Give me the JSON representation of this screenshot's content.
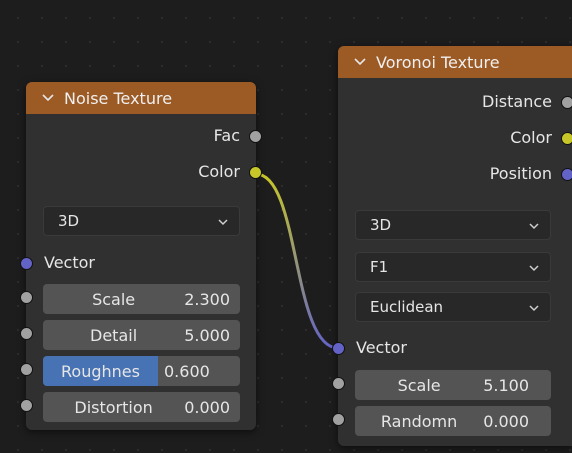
{
  "links": [
    {
      "from": "noise_texture.color",
      "to": "voronoi_texture.vector"
    }
  ],
  "noise_texture": {
    "title": "Noise Texture",
    "outputs": [
      {
        "label": "Fac",
        "socket_color": "#a1a1a1"
      },
      {
        "label": "Color",
        "socket_color": "#c7c729"
      }
    ],
    "dimensions": "3D",
    "vector_input": {
      "label": "Vector",
      "socket_color": "#6363c7"
    },
    "fields": [
      {
        "label": "Scale",
        "value": "2.300"
      },
      {
        "label": "Detail",
        "value": "5.000"
      },
      {
        "label": "Roughnes",
        "value": "0.600",
        "fill_fraction": 0.6
      },
      {
        "label": "Distortion",
        "value": "0.000"
      }
    ]
  },
  "voronoi_texture": {
    "title": "Voronoi Texture",
    "outputs": [
      {
        "label": "Distance",
        "socket_color": "#a1a1a1"
      },
      {
        "label": "Color",
        "socket_color": "#c7c729"
      },
      {
        "label": "Position",
        "socket_color": "#6363c7"
      }
    ],
    "dimensions": "3D",
    "feature": "F1",
    "distance_metric": "Euclidean",
    "vector_input": {
      "label": "Vector",
      "socket_color": "#6363c7"
    },
    "fields": [
      {
        "label": "Scale",
        "value": "5.100"
      },
      {
        "label": "Randomn",
        "value": "0.000"
      }
    ]
  }
}
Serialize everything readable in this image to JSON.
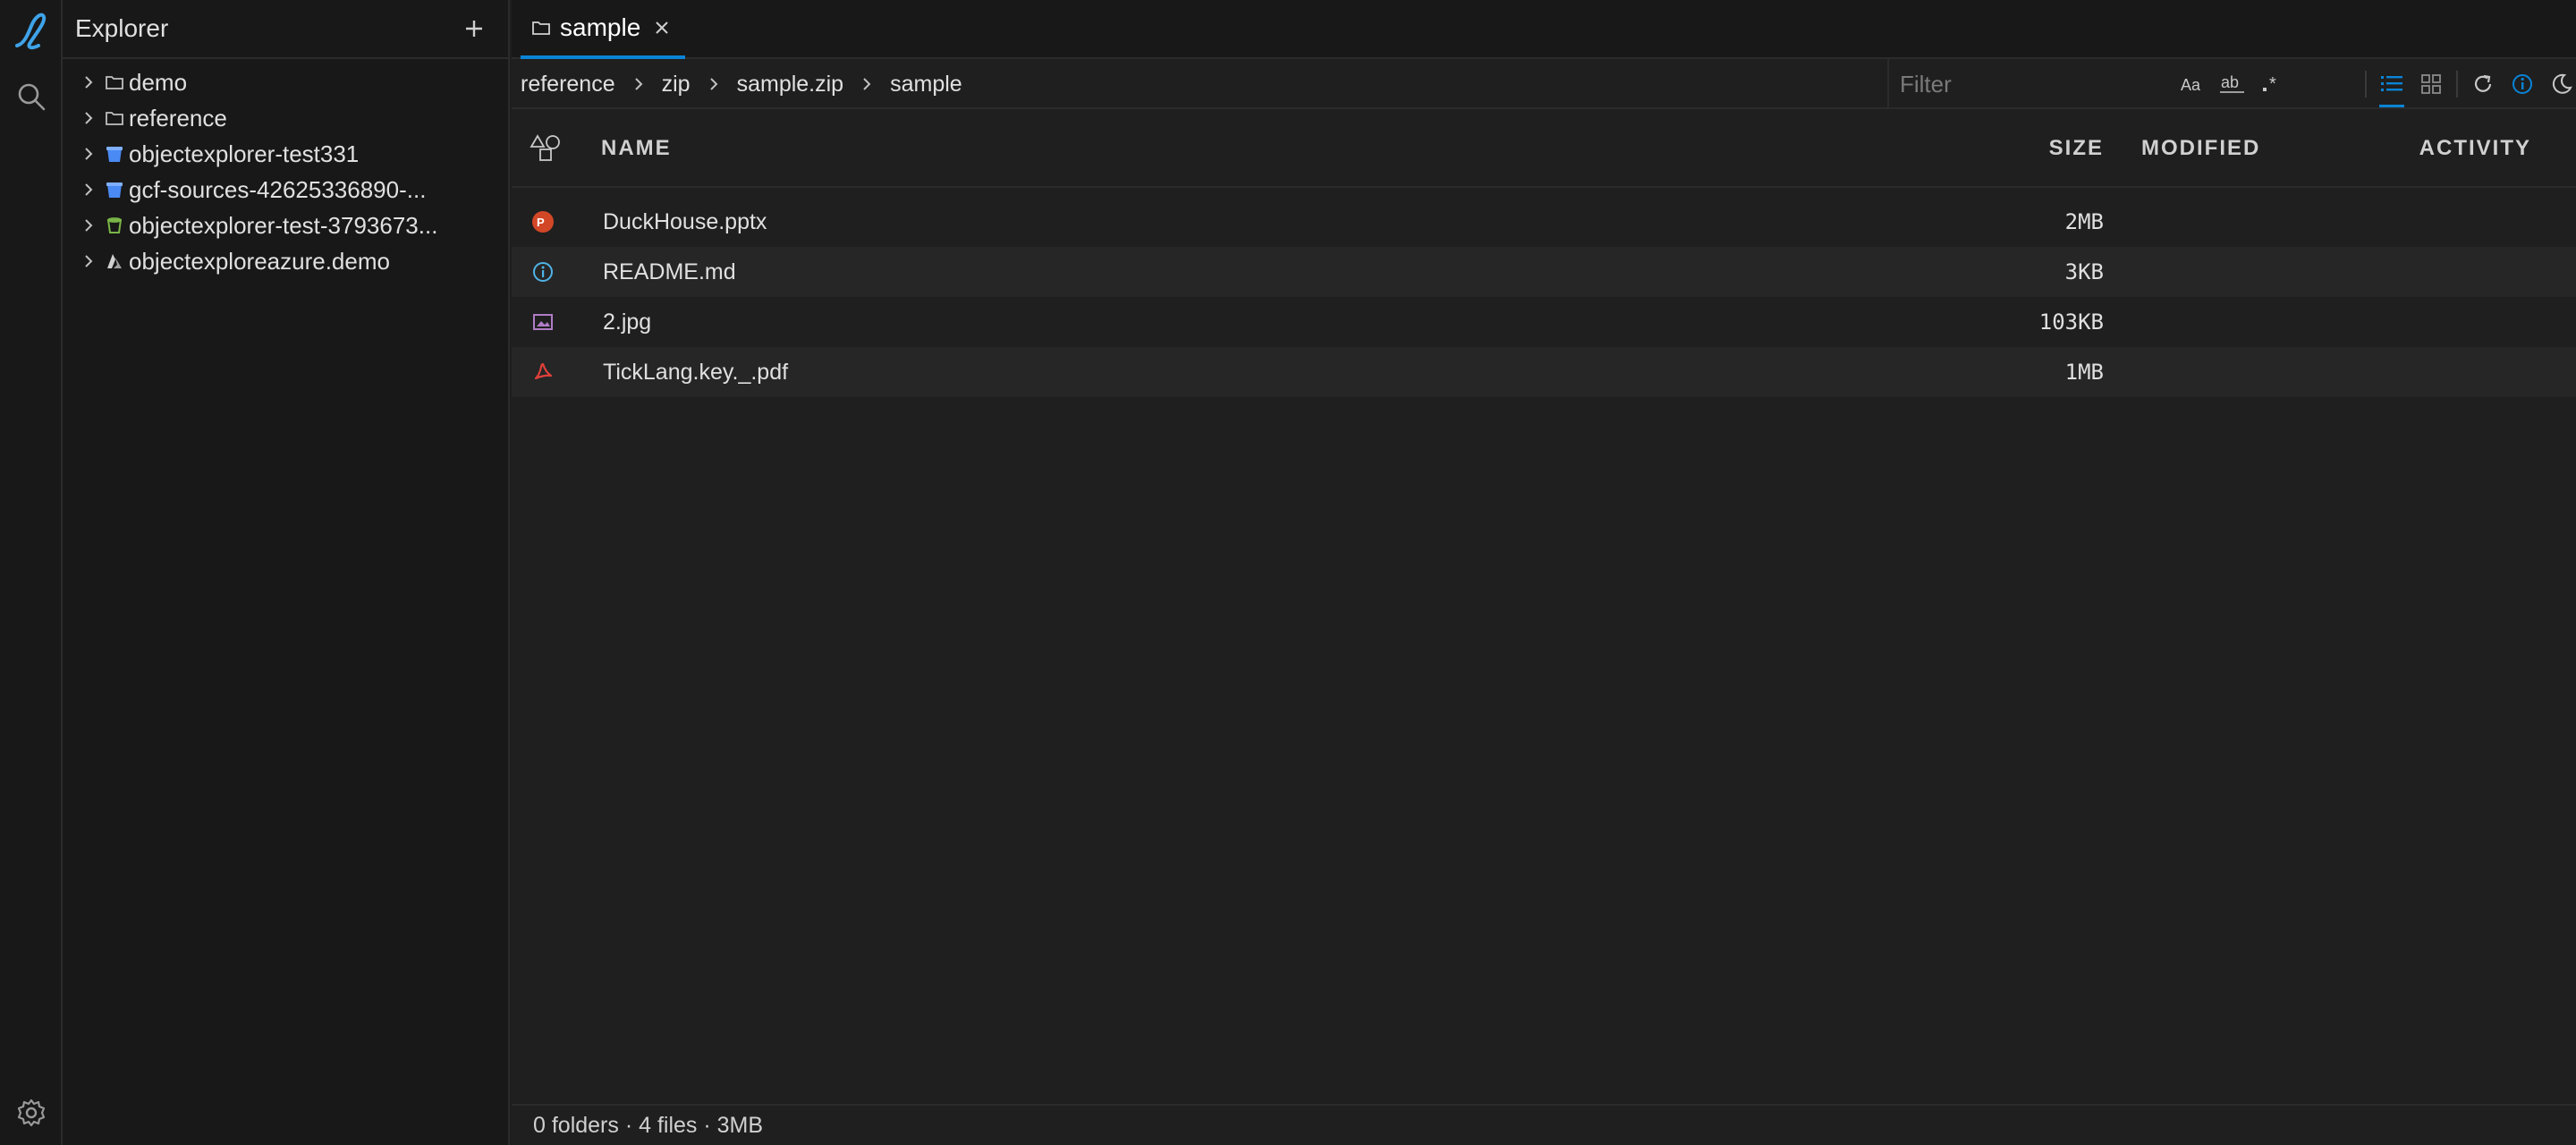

- **Directions for this task**: For the string "JSON", count the lines of the entries above that include it; answer with the number only.

- **Exercise solution**: 2